▸ **AIM**
Give every line below again, exactly.

▸ **RECORDS PROVIDED**
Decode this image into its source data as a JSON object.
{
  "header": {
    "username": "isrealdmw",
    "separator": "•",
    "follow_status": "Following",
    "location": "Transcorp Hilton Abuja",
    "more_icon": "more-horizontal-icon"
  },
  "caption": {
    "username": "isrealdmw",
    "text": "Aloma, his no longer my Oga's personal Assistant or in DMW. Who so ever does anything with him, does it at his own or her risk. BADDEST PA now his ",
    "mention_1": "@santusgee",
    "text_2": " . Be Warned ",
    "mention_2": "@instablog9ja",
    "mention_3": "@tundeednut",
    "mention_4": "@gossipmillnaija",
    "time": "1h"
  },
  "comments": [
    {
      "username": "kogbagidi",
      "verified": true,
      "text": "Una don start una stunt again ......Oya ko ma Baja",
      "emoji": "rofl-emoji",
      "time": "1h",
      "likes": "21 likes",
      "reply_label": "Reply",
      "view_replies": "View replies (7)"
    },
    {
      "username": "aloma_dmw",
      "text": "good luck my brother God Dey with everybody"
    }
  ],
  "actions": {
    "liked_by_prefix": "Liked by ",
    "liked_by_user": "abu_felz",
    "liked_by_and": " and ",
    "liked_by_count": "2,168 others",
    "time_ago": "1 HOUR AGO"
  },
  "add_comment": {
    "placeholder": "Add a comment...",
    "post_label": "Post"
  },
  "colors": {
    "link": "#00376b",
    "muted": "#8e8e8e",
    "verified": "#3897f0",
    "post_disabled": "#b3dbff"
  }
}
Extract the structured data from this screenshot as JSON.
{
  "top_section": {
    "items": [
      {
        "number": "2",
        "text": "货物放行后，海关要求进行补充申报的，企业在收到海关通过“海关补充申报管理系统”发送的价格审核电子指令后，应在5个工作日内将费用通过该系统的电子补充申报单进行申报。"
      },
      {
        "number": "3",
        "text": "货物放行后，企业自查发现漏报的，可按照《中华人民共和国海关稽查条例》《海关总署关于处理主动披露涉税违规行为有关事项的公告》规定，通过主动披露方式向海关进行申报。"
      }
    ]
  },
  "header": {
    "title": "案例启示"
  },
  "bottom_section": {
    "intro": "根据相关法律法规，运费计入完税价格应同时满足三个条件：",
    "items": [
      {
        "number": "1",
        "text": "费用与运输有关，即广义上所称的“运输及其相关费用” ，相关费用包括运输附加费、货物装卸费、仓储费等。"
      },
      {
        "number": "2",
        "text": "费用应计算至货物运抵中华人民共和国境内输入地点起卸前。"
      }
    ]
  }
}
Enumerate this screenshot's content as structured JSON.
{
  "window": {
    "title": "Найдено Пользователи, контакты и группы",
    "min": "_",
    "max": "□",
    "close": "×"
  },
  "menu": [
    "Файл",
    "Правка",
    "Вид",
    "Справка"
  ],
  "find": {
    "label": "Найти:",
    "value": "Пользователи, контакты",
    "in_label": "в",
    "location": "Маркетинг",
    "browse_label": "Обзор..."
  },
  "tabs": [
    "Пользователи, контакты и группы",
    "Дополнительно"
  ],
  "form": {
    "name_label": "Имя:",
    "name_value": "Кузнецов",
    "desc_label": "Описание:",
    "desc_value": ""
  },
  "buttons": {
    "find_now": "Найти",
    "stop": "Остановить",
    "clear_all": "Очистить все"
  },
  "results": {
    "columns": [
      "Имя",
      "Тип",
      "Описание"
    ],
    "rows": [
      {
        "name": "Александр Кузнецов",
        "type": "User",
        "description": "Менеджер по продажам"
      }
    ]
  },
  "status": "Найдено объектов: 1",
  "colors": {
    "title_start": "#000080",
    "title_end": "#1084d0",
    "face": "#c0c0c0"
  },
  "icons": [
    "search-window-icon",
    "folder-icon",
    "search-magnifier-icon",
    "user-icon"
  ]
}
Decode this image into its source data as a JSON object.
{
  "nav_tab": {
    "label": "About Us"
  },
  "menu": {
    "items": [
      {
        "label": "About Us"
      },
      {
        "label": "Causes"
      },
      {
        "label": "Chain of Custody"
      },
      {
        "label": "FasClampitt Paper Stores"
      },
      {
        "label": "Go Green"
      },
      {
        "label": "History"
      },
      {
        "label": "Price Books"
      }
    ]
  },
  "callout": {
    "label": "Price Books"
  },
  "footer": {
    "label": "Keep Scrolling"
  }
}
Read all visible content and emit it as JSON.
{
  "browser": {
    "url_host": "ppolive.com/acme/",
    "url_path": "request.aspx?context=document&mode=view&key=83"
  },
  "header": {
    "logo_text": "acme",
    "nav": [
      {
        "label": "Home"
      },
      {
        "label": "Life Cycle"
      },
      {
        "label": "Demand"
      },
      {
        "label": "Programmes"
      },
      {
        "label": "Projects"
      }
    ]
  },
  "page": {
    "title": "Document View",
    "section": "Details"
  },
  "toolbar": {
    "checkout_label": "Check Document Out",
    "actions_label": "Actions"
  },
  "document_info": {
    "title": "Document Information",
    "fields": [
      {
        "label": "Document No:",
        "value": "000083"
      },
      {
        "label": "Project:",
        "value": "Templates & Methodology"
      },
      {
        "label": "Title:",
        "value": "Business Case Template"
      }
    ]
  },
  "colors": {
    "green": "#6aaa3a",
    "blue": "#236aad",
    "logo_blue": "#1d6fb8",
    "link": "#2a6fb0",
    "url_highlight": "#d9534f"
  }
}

▸ **RESPONSE**
Decode this image into its source data as a JSON object.
{
  "header": {
    "username": "isrealdmw",
    "separator": "•",
    "follow_status": "Following",
    "location": "Transcorp Hilton Abuja",
    "more_icon": "more-horizontal-icon"
  },
  "caption": {
    "username": "isrealdmw",
    "text": "Aloma, his no longer my Oga's personal Assistant or in DMW. Who so ever does anything with him, does it at his own or her risk. BADDEST PA now his ",
    "mention_1": "@santusgee",
    "text_2": " . Be Warned ",
    "mention_2": "@instablog9ja",
    "mention_3": "@tundeednut",
    "mention_4": "@gossipmillnaija",
    "time": "1h"
  },
  "comments": [
    {
      "username": "kogbagidi",
      "verified": true,
      "text": "Una don start una stunt again ......Oya ko ma Baja",
      "emoji": "rofl-emoji",
      "time": "1h",
      "likes": "21 likes",
      "reply_label": "Reply",
      "view_replies": "View replies (7)"
    },
    {
      "username": "aloma_dmw",
      "text": "good luck my brother God Dey with everybody"
    }
  ],
  "actions": {
    "liked_by_prefix": "Liked by ",
    "liked_by_user": "abu_felz",
    "liked_by_and": " and ",
    "liked_by_count": "2,168 others",
    "time_ago": "1 HOUR AGO"
  },
  "add_comment": {
    "placeholder": "Add a comment...",
    "post_label": "Post"
  },
  "colors": {
    "link": "#00376b",
    "muted": "#8e8e8e",
    "verified": "#3897f0",
    "post_disabled": "#b3dbff"
  }
}
Extract the structured data from this screenshot as JSON.
{
  "top_section": {
    "items": [
      {
        "number": "2",
        "text": "货物放行后，海关要求进行补充申报的，企业在收到海关通过“海关补充申报管理系统”发送的价格审核电子指令后，应在5个工作日内将费用通过该系统的电子补充申报单进行申报。"
      },
      {
        "number": "3",
        "text": "货物放行后，企业自查发现漏报的，可按照《中华人民共和国海关稽查条例》《海关总署关于处理主动披露涉税违规行为有关事项的公告》规定，通过主动披露方式向海关进行申报。"
      }
    ]
  },
  "header": {
    "title": "案例启示"
  },
  "bottom_section": {
    "intro": "根据相关法律法规，运费计入完税价格应同时满足三个条件：",
    "items": [
      {
        "number": "1",
        "text": "费用与运输有关，即广义上所称的“运输及其相关费用” ，相关费用包括运输附加费、货物装卸费、仓储费等。"
      },
      {
        "number": "2",
        "text": "费用应计算至货物运抵中华人民共和国境内输入地点起卸前。"
      }
    ]
  }
}
Enumerate this screenshot's content as structured JSON.
{
  "window": {
    "title": "Найдено Пользователи, контакты и группы",
    "min": "_",
    "max": "□",
    "close": "×"
  },
  "menu": [
    "Файл",
    "Правка",
    "Вид",
    "Справка"
  ],
  "find": {
    "label": "Найти:",
    "value": "Пользователи, контакты",
    "in_label": "в",
    "location": "Маркетинг",
    "browse_label": "Обзор..."
  },
  "tabs": [
    "Пользователи, контакты и группы",
    "Дополнительно"
  ],
  "form": {
    "name_label": "Имя:",
    "name_value": "Кузнецов",
    "desc_label": "Описание:",
    "desc_value": ""
  },
  "buttons": {
    "find_now": "Найти",
    "stop": "Остановить",
    "clear_all": "Очистить все"
  },
  "results": {
    "columns": [
      "Имя",
      "Тип",
      "Описание"
    ],
    "rows": [
      {
        "name": "Александр Кузнецов",
        "type": "User",
        "description": "Менеджер по продажам"
      }
    ]
  },
  "status": "Найдено объектов: 1",
  "colors": {
    "title_start": "#000080",
    "title_end": "#1084d0",
    "face": "#c0c0c0"
  },
  "icons": [
    "search-window-icon",
    "folder-icon",
    "search-magnifier-icon",
    "user-icon"
  ]
}
Decode this image into its source data as a JSON object.
{
  "nav_tab": {
    "label": "About Us"
  },
  "menu": {
    "items": [
      {
        "label": "About Us"
      },
      {
        "label": "Causes"
      },
      {
        "label": "Chain of Custody"
      },
      {
        "label": "FasClampitt Paper Stores"
      },
      {
        "label": "Go Green"
      },
      {
        "label": "History"
      },
      {
        "label": "Price Books"
      }
    ]
  },
  "callout": {
    "label": "Price Books"
  },
  "footer": {
    "label": "Keep Scrolling"
  }
}
Read all visible content and emit it as JSON.
{
  "browser": {
    "url_host": "ppolive.com/acme/",
    "url_path": "request.aspx?context=document&mode=view&key=83"
  },
  "header": {
    "logo_text": "acme",
    "nav": [
      {
        "label": "Home"
      },
      {
        "label": "Life Cycle"
      },
      {
        "label": "Demand"
      },
      {
        "label": "Programmes"
      },
      {
        "label": "Projects"
      }
    ]
  },
  "page": {
    "title": "Document View",
    "section": "Details"
  },
  "toolbar": {
    "checkout_label": "Check Document Out",
    "actions_label": "Actions"
  },
  "document_info": {
    "title": "Document Information",
    "fields": [
      {
        "label": "Document No:",
        "value": "000083"
      },
      {
        "label": "Project:",
        "value": "Templates & Methodology"
      },
      {
        "label": "Title:",
        "value": "Business Case Template"
      }
    ]
  },
  "colors": {
    "green": "#6aaa3a",
    "blue": "#236aad",
    "logo_blue": "#1d6fb8",
    "link": "#2a6fb0",
    "url_highlight": "#d9534f"
  }
}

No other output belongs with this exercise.